## Task material:

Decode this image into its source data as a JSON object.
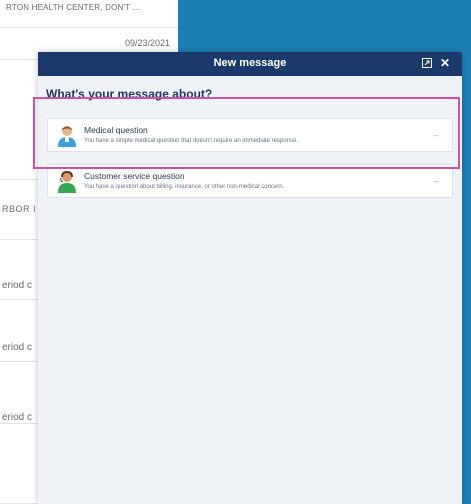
{
  "background": {
    "rows": [
      {
        "text": "RTON HEALTH CENTER, DON'T ..."
      },
      {
        "text": "09/23/2021"
      },
      {
        "text": ""
      },
      {
        "text": "RBOR I"
      },
      {
        "text": "eriod c"
      },
      {
        "text": "eriod c"
      },
      {
        "text": "eriod c"
      },
      {
        "text": ""
      }
    ]
  },
  "modal": {
    "title": "New message",
    "expand_icon": "expand-icon",
    "close_label": "✕",
    "question": "What's your message about?",
    "options": [
      {
        "title": "Medical question",
        "description": "You have a simple medical question that doesn't require an immediate response.",
        "icon": "doctor-avatar-icon",
        "arrow": "→"
      },
      {
        "title": "Customer service question",
        "description": "You have a question about billing, insurance, or other non-medical concern.",
        "icon": "customer-service-avatar-icon",
        "arrow": "→"
      }
    ]
  },
  "colors": {
    "header_bg": "#1b3a6b",
    "modal_bg": "#eff2f7",
    "app_blue": "#1c7fb3",
    "highlight": "#d14fa6"
  }
}
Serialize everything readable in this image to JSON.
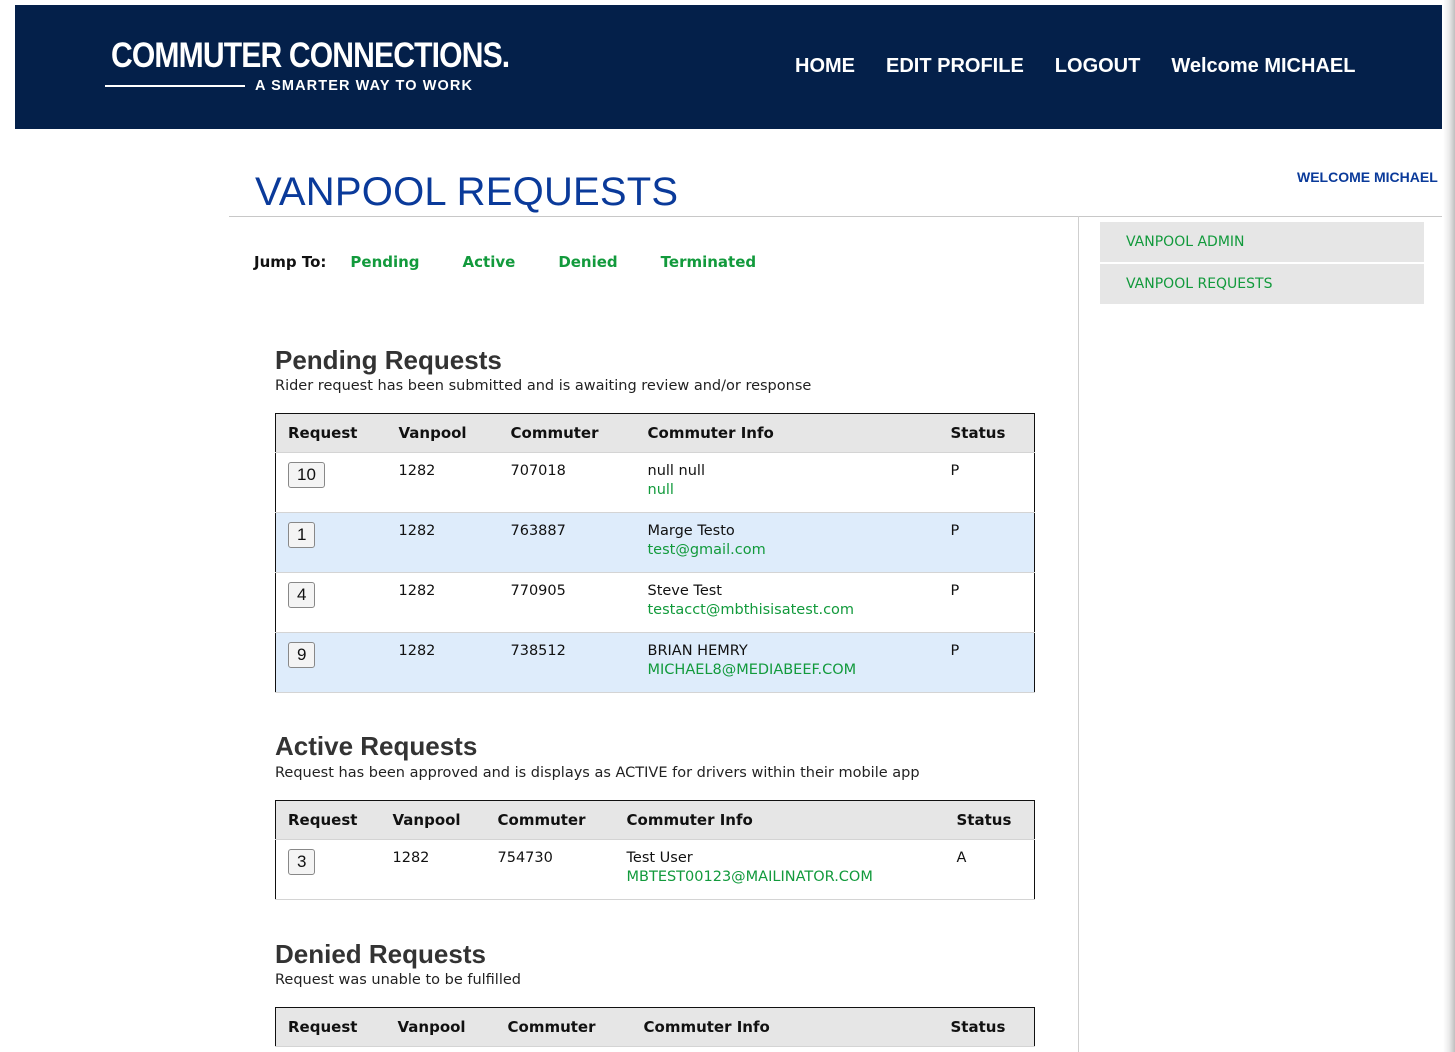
{
  "header": {
    "logo_text": "COMMUTER CONNECTIONS.",
    "logo_tagline": "A SMARTER WAY TO WORK",
    "nav": {
      "home": "HOME",
      "edit_profile": "EDIT PROFILE",
      "logout": "LOGOUT",
      "welcome": "Welcome MICHAEL"
    },
    "bg_color": "#04204a"
  },
  "page_title": "VANPOOL REQUESTS",
  "welcome_right": "WELCOME MICHAEL",
  "sidebar": {
    "items": [
      {
        "label": "VANPOOL ADMIN"
      },
      {
        "label": "VANPOOL REQUESTS"
      }
    ]
  },
  "jump": {
    "label": "Jump To:",
    "links": [
      "Pending",
      "Active",
      "Denied",
      "Terminated"
    ]
  },
  "sections": {
    "pending": {
      "title": "Pending Requests",
      "description": "Rider request has been submitted and is awaiting review and/or response",
      "columns": [
        "Request",
        "Vanpool",
        "Commuter",
        "Commuter Info",
        "Status"
      ],
      "rows": [
        {
          "request": "10",
          "vanpool": "1282",
          "commuter": "707018",
          "name": "null null",
          "email": "null",
          "status": "P"
        },
        {
          "request": "1",
          "vanpool": "1282",
          "commuter": "763887",
          "name": "Marge Testo",
          "email": "test@gmail.com",
          "status": "P"
        },
        {
          "request": "4",
          "vanpool": "1282",
          "commuter": "770905",
          "name": "Steve Test",
          "email": "testacct@mbthisisatest.com",
          "status": "P"
        },
        {
          "request": "9",
          "vanpool": "1282",
          "commuter": "738512",
          "name": "BRIAN HEMRY",
          "email": "MICHAEL8@MEDIABEEF.COM",
          "status": "P"
        }
      ]
    },
    "active": {
      "title": "Active Requests",
      "description": "Request has been approved and is displays as ACTIVE for drivers within their mobile app",
      "columns": [
        "Request",
        "Vanpool",
        "Commuter",
        "Commuter Info",
        "Status"
      ],
      "rows": [
        {
          "request": "3",
          "vanpool": "1282",
          "commuter": "754730",
          "name": "Test User",
          "email": "MBTEST00123@MAILINATOR.COM",
          "status": "A"
        }
      ]
    },
    "denied": {
      "title": "Denied Requests",
      "description": "Request was unable to be fulfilled",
      "columns": [
        "Request",
        "Vanpool",
        "Commuter",
        "Commuter Info",
        "Status"
      ],
      "rows": []
    }
  },
  "colors": {
    "link_green": "#129a3c",
    "title_blue": "#0a3a9a",
    "row_alt": "#deecfb"
  }
}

## Exercise prompt:
For the records above, state how many lines include the string "been", giving the number and nothing else.

## Result of this task:
2